Given problem:
Find every line of the listing that contains the string "elements", and copy each one in full.

* start Material for the task *

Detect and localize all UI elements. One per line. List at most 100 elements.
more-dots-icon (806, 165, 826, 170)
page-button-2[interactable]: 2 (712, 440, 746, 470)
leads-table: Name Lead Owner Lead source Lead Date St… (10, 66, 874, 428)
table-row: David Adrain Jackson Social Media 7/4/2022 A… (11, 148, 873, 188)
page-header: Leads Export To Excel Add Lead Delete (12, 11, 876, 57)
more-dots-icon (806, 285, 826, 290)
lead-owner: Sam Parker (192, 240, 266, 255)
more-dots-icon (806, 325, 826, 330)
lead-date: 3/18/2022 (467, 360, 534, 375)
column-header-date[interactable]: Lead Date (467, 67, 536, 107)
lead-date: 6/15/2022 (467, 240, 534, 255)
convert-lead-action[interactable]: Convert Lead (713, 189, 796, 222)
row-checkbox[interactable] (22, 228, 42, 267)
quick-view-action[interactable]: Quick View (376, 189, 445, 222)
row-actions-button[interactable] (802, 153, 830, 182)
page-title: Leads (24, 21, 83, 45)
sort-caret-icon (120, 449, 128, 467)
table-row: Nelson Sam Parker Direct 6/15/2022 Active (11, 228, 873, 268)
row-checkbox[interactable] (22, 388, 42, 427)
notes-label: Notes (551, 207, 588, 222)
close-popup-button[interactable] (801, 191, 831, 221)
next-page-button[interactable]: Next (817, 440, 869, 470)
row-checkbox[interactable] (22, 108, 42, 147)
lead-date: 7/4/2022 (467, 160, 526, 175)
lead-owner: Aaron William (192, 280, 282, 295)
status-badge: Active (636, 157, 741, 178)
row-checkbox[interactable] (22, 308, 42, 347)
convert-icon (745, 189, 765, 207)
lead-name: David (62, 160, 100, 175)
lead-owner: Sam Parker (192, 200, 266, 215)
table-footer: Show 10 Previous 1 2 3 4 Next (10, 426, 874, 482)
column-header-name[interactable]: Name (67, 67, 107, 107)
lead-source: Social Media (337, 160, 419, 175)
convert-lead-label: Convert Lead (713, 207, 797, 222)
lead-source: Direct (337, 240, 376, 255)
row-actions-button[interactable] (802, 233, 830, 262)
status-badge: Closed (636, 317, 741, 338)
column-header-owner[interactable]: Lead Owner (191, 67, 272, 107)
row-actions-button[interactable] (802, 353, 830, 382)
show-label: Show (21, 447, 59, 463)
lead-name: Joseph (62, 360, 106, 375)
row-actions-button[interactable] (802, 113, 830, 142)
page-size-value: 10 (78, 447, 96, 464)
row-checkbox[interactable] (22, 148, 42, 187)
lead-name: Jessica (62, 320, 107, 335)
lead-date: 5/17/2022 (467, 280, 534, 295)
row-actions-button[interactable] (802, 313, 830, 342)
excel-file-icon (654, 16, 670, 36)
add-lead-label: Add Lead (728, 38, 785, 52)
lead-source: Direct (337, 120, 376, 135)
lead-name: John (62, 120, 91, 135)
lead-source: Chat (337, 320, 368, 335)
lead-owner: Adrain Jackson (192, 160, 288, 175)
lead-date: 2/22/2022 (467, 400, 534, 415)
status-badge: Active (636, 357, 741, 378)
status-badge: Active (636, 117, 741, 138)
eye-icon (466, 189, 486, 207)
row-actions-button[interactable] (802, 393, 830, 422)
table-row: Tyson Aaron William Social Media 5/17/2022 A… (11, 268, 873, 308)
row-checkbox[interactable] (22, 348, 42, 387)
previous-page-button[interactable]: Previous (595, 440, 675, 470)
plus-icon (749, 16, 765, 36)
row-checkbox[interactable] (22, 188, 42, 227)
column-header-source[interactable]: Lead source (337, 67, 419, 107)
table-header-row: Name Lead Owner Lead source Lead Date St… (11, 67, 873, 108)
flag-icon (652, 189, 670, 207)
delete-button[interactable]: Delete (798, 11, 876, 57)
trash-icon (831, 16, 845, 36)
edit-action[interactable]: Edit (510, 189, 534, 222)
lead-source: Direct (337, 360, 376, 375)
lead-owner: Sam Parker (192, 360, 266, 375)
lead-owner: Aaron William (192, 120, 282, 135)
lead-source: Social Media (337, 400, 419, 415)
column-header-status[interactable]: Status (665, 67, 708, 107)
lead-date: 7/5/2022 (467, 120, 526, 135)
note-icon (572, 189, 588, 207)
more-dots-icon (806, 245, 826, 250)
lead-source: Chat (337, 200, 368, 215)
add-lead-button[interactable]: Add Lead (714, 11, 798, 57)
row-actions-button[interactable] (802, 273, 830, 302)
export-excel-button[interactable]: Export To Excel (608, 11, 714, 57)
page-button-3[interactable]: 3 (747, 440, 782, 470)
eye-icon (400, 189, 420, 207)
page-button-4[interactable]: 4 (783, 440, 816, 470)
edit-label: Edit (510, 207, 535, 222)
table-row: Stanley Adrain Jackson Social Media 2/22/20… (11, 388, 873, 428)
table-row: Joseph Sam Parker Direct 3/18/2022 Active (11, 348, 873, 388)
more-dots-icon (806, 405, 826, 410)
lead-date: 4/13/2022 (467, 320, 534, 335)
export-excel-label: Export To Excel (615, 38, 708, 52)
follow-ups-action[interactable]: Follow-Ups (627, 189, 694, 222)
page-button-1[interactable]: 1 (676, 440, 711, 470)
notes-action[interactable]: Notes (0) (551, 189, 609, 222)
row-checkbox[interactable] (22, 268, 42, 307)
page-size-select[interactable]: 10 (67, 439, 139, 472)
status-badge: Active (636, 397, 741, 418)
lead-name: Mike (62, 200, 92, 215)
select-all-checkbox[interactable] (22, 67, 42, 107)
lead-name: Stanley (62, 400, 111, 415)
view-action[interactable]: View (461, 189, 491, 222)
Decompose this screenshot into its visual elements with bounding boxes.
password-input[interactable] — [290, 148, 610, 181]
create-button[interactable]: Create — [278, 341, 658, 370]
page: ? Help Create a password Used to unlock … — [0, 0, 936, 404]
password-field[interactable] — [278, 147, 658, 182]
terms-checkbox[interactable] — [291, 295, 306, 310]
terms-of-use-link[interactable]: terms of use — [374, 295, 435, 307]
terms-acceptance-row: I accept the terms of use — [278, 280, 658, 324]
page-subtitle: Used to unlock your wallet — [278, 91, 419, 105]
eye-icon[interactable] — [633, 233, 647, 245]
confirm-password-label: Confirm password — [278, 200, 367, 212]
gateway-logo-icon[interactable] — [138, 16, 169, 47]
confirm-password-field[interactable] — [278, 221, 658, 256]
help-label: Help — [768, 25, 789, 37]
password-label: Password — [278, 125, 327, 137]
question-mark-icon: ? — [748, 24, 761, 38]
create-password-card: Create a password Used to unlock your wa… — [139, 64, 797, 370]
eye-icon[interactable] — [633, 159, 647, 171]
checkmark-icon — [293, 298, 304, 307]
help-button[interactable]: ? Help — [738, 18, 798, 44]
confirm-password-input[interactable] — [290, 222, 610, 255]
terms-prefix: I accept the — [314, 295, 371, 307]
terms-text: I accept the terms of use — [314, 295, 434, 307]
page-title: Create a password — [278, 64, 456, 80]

* end Material for the task *

Final result:
Detect and localize all UI elements. One per line. List at most 100 elements.
Decompose this screenshot into its visual elements with bounding boxes.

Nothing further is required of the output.